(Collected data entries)
··········

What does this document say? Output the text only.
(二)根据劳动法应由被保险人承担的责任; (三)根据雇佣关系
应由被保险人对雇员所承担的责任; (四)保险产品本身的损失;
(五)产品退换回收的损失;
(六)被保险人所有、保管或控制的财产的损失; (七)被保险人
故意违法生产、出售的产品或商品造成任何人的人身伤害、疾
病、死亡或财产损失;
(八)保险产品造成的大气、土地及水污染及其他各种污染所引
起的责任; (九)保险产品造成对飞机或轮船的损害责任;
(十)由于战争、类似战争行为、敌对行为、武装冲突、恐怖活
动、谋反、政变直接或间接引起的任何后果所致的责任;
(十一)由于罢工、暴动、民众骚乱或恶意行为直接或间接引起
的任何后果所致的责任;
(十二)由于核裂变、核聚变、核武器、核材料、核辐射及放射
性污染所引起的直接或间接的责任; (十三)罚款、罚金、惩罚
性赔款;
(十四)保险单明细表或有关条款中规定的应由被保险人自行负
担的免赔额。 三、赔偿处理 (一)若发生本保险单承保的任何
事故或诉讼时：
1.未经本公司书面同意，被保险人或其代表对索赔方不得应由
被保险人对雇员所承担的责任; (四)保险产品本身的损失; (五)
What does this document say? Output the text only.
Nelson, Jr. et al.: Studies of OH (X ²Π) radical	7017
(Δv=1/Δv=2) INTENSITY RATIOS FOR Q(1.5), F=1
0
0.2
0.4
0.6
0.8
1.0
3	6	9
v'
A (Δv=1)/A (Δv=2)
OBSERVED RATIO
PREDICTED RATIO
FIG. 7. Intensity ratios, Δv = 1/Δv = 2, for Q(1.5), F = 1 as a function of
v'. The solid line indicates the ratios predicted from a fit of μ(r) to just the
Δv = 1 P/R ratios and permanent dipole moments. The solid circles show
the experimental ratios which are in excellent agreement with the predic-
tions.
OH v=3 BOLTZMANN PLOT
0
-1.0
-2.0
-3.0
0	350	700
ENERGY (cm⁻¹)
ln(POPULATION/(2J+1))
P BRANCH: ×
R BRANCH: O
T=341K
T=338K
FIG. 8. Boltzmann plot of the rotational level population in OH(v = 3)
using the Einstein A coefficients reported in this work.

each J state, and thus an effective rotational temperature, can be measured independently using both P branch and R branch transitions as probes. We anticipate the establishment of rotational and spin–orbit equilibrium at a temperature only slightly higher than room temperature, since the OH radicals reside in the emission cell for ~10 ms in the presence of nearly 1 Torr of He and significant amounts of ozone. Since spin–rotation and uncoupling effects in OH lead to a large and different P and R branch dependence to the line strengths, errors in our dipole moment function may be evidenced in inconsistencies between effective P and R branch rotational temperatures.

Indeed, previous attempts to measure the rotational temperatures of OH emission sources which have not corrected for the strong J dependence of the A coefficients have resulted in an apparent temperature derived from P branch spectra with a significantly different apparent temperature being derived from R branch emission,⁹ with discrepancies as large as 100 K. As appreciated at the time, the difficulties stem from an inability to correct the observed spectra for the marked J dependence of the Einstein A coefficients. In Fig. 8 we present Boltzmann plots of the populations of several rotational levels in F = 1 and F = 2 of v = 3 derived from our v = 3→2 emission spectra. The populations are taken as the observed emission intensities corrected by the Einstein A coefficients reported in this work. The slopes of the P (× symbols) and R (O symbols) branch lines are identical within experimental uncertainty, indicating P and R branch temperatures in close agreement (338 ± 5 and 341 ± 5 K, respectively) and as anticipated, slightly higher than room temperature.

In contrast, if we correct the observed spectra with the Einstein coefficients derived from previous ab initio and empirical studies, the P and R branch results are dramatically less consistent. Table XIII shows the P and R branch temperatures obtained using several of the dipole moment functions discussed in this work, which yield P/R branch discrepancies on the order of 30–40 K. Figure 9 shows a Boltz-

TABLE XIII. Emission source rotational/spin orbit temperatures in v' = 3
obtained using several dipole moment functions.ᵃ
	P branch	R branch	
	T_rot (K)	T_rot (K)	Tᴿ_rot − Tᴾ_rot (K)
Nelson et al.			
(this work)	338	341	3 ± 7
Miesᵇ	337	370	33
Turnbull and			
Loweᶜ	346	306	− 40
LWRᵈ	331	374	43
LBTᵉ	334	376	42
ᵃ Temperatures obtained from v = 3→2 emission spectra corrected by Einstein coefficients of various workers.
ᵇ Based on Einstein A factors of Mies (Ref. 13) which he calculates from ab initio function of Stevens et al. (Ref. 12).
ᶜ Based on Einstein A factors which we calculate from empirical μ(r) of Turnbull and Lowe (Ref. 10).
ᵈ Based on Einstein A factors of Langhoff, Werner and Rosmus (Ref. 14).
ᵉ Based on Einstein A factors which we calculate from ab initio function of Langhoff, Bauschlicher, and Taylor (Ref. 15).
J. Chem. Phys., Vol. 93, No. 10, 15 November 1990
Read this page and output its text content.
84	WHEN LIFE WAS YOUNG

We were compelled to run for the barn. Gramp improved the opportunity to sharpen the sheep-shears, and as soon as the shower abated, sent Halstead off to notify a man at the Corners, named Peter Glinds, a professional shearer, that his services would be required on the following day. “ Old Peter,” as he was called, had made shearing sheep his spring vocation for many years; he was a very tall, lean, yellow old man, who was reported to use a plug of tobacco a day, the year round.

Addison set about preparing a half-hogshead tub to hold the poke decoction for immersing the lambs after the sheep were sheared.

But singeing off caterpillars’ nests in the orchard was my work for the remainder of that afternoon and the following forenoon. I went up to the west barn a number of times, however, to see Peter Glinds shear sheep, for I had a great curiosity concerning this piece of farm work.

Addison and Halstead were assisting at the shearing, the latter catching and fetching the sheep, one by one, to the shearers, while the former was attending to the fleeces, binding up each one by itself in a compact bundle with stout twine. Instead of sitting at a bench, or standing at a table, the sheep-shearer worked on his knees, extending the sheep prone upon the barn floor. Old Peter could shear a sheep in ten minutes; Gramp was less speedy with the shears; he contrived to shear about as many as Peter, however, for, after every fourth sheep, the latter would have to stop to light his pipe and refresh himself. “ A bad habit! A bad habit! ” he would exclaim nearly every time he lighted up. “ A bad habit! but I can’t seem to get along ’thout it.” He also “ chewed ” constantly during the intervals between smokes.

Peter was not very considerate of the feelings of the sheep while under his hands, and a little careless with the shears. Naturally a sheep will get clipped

··········

» **Given request**
Reproduce the complete set of lines precisely as supplied.

» **The result**
What does this document say? Output the text only.
(二)根据劳动法应由被保险人承担的责任; (三)根据雇佣关系
应由被保险人对雇员所承担的责任; (四)保险产品本身的损失;
(五)产品退换回收的损失;
(六)被保险人所有、保管或控制的财产的损失; (七)被保险人
故意违法生产、出售的产品或商品造成任何人的人身伤害、疾
病、死亡或财产损失;
(八)保险产品造成的大气、土地及水污染及其他各种污染所引
起的责任; (九)保险产品造成对飞机或轮船的损害责任;
(十)由于战争、类似战争行为、敌对行为、武装冲突、恐怖活
动、谋反、政变直接或间接引起的任何后果所致的责任;
(十一)由于罢工、暴动、民众骚乱或恶意行为直接或间接引起
的任何后果所致的责任;
(十二)由于核裂变、核聚变、核武器、核材料、核辐射及放射
性污染所引起的直接或间接的责任; (十三)罚款、罚金、惩罚
性赔款;
(十四)保险单明细表或有关条款中规定的应由被保险人自行负
担的免赔额。 三、赔偿处理 (一)若发生本保险单承保的任何
事故或诉讼时：
1.未经本公司书面同意，被保险人或其代表对索赔方不得应由
被保险人对雇员所承担的责任; (四)保险产品本身的损失; (五)
What does this document say? Output the text only.
Nelson, Jr. et al.: Studies of OH (X ²Π) radical	7017
(Δv=1/Δv=2) INTENSITY RATIOS FOR Q(1.5), F=1
0
0.2
0.4
0.6
0.8
1.0
3	6	9
v'
A (Δv=1)/A (Δv=2)
OBSERVED RATIO
PREDICTED RATIO
FIG. 7. Intensity ratios, Δv = 1/Δv = 2, for Q(1.5), F = 1 as a function of
v'. The solid line indicates the ratios predicted from a fit of μ(r) to just the
Δv = 1 P/R ratios and permanent dipole moments. The solid circles show
the experimental ratios which are in excellent agreement with the predic-
tions.
OH v=3 BOLTZMANN PLOT
0
-1.0
-2.0
-3.0
0	350	700
ENERGY (cm⁻¹)
ln(POPULATION/(2J+1))
P BRANCH: ×
R BRANCH: O
T=341K
T=338K
FIG. 8. Boltzmann plot of the rotational level population in OH(v = 3)
using the Einstein A coefficients reported in this work.

each J state, and thus an effective rotational temperature, can be measured independently using both P branch and R branch transitions as probes. We anticipate the establishment of rotational and spin–orbit equilibrium at a temperature only slightly higher than room temperature, since the OH radicals reside in the emission cell for ~10 ms in the presence of nearly 1 Torr of He and significant amounts of ozone. Since spin–rotation and uncoupling effects in OH lead to a large and different P and R branch dependence to the line strengths, errors in our dipole moment function may be evidenced in inconsistencies between effective P and R branch rotational temperatures.

Indeed, previous attempts to measure the rotational temperatures of OH emission sources which have not corrected for the strong J dependence of the A coefficients have resulted in an apparent temperature derived from P branch spectra with a significantly different apparent temperature being derived from R branch emission,⁹ with discrepancies as large as 100 K. As appreciated at the time, the difficulties stem from an inability to correct the observed spectra for the marked J dependence of the Einstein A coefficients. In Fig. 8 we present Boltzmann plots of the populations of several rotational levels in F = 1 and F = 2 of v = 3 derived from our v = 3→2 emission spectra. The populations are taken as the observed emission intensities corrected by the Einstein A coefficients reported in this work. The slopes of the P (× symbols) and R (O symbols) branch lines are identical within experimental uncertainty, indicating P and R branch temperatures in close agreement (338 ± 5 and 341 ± 5 K, respectively) and as anticipated, slightly higher than room temperature.

In contrast, if we correct the observed spectra with the Einstein coefficients derived from previous ab initio and empirical studies, the P and R branch results are dramatically less consistent. Table XIII shows the P and R branch temperatures obtained using several of the dipole moment functions discussed in this work, which yield P/R branch discrepancies on the order of 30–40 K. Figure 9 shows a Boltz-

TABLE XIII. Emission source rotational/spin orbit temperatures in v' = 3
obtained using several dipole moment functions.ᵃ
	P branch	R branch	
	T_rot (K)	T_rot (K)	Tᴿ_rot − Tᴾ_rot (K)
Nelson et al.			
(this work)	338	341	3 ± 7
Miesᵇ	337	370	33
Turnbull and			
Loweᶜ	346	306	− 40
LWRᵈ	331	374	43
LBTᵉ	334	376	42
ᵃ Temperatures obtained from v = 3→2 emission spectra corrected by Einstein coefficients of various workers.
ᵇ Based on Einstein A factors of Mies (Ref. 13) which he calculates from ab initio function of Stevens et al. (Ref. 12).
ᶜ Based on Einstein A factors which we calculate from empirical μ(r) of Turnbull and Lowe (Ref. 10).
ᵈ Based on Einstein A factors of Langhoff, Werner and Rosmus (Ref. 14).
ᵉ Based on Einstein A factors which we calculate from ab initio function of Langhoff, Bauschlicher, and Taylor (Ref. 15).
J. Chem. Phys., Vol. 93, No. 10, 15 November 1990
Read this page and output its text content.
84	WHEN LIFE WAS YOUNG

We were compelled to run for the barn. Gramp improved the opportunity to sharpen the sheep-shears, and as soon as the shower abated, sent Halstead off to notify a man at the Corners, named Peter Glinds, a professional shearer, that his services would be required on the following day. “ Old Peter,” as he was called, had made shearing sheep his spring vocation for many years; he was a very tall, lean, yellow old man, who was reported to use a plug of tobacco a day, the year round.

Addison set about preparing a half-hogshead tub to hold the poke decoction for immersing the lambs after the sheep were sheared.

But singeing off caterpillars’ nests in the orchard was my work for the remainder of that afternoon and the following forenoon. I went up to the west barn a number of times, however, to see Peter Glinds shear sheep, for I had a great curiosity concerning this piece of farm work.

Addison and Halstead were assisting at the shearing, the latter catching and fetching the sheep, one by one, to the shearers, while the former was attending to the fleeces, binding up each one by itself in a compact bundle with stout twine. Instead of sitting at a bench, or standing at a table, the sheep-shearer worked on his knees, extending the sheep prone upon the barn floor. Old Peter could shear a sheep in ten minutes; Gramp was less speedy with the shears; he contrived to shear about as many as Peter, however, for, after every fourth sheep, the latter would have to stop to light his pipe and refresh himself. “ A bad habit! A bad habit! ” he would exclaim nearly every time he lighted up. “ A bad habit! but I can’t seem to get along ’thout it.” He also “ chewed ” constantly during the intervals between smokes.

Peter was not very considerate of the feelings of the sheep while under his hands, and a little careless with the shears. Naturally a sheep will get clipped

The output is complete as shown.